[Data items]
******

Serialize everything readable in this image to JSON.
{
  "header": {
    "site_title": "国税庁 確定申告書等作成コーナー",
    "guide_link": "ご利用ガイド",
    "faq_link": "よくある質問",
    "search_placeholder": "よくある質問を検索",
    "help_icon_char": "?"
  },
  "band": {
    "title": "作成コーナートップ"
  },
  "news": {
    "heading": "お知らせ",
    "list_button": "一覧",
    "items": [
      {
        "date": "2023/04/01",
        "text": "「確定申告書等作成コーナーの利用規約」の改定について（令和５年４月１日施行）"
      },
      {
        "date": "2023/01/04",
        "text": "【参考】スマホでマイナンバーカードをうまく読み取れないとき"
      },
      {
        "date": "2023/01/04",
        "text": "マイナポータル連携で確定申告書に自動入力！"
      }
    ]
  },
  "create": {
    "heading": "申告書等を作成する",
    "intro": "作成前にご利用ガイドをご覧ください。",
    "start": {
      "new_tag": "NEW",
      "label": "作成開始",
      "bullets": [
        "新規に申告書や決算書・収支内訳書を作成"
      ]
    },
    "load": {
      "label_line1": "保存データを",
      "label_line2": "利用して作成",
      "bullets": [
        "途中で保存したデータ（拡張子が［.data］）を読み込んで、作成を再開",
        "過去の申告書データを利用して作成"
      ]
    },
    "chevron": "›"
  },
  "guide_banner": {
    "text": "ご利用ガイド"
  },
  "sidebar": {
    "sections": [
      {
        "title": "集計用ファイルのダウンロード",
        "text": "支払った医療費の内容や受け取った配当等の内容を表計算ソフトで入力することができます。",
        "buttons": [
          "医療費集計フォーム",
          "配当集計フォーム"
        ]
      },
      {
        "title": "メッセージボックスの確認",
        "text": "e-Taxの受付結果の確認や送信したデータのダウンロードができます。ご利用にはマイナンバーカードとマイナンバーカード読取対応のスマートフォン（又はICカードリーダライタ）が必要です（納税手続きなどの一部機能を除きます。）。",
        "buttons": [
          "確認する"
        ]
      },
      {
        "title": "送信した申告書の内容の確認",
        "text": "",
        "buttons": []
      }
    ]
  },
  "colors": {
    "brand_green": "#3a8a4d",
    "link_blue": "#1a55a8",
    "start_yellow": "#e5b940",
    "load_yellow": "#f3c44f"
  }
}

******

-- What the exercise asks --
The entries above must be returned in full, exactly as shown.

-- Task answer --
Serialize everything readable in this image to JSON.
{
  "header": {
    "site_title": "国税庁 確定申告書等作成コーナー",
    "guide_link": "ご利用ガイド",
    "faq_link": "よくある質問",
    "search_placeholder": "よくある質問を検索",
    "help_icon_char": "?"
  },
  "band": {
    "title": "作成コーナートップ"
  },
  "news": {
    "heading": "お知らせ",
    "list_button": "一覧",
    "items": [
      {
        "date": "2023/04/01",
        "text": "「確定申告書等作成コーナーの利用規約」の改定について（令和５年４月１日施行）"
      },
      {
        "date": "2023/01/04",
        "text": "【参考】スマホでマイナンバーカードをうまく読み取れないとき"
      },
      {
        "date": "2023/01/04",
        "text": "マイナポータル連携で確定申告書に自動入力！"
      }
    ]
  },
  "create": {
    "heading": "申告書等を作成する",
    "intro": "作成前にご利用ガイドをご覧ください。",
    "start": {
      "new_tag": "NEW",
      "label": "作成開始",
      "bullets": [
        "新規に申告書や決算書・収支内訳書を作成"
      ]
    },
    "load": {
      "label_line1": "保存データを",
      "label_line2": "利用して作成",
      "bullets": [
        "途中で保存したデータ（拡張子が［.data］）を読み込んで、作成を再開",
        "過去の申告書データを利用して作成"
      ]
    },
    "chevron": "›"
  },
  "guide_banner": {
    "text": "ご利用ガイド"
  },
  "sidebar": {
    "sections": [
      {
        "title": "集計用ファイルのダウンロード",
        "text": "支払った医療費の内容や受け取った配当等の内容を表計算ソフトで入力することができます。",
        "buttons": [
          "医療費集計フォーム",
          "配当集計フォーム"
        ]
      },
      {
        "title": "メッセージボックスの確認",
        "text": "e-Taxの受付結果の確認や送信したデータのダウンロードができます。ご利用にはマイナンバーカードとマイナンバーカード読取対応のスマートフォン（又はICカードリーダライタ）が必要です（納税手続きなどの一部機能を除きます。）。",
        "buttons": [
          "確認する"
        ]
      },
      {
        "title": "送信した申告書の内容の確認",
        "text": "",
        "buttons": []
      }
    ]
  },
  "colors": {
    "brand_green": "#3a8a4d",
    "link_blue": "#1a55a8",
    "start_yellow": "#e5b940",
    "load_yellow": "#f3c44f"
  }
}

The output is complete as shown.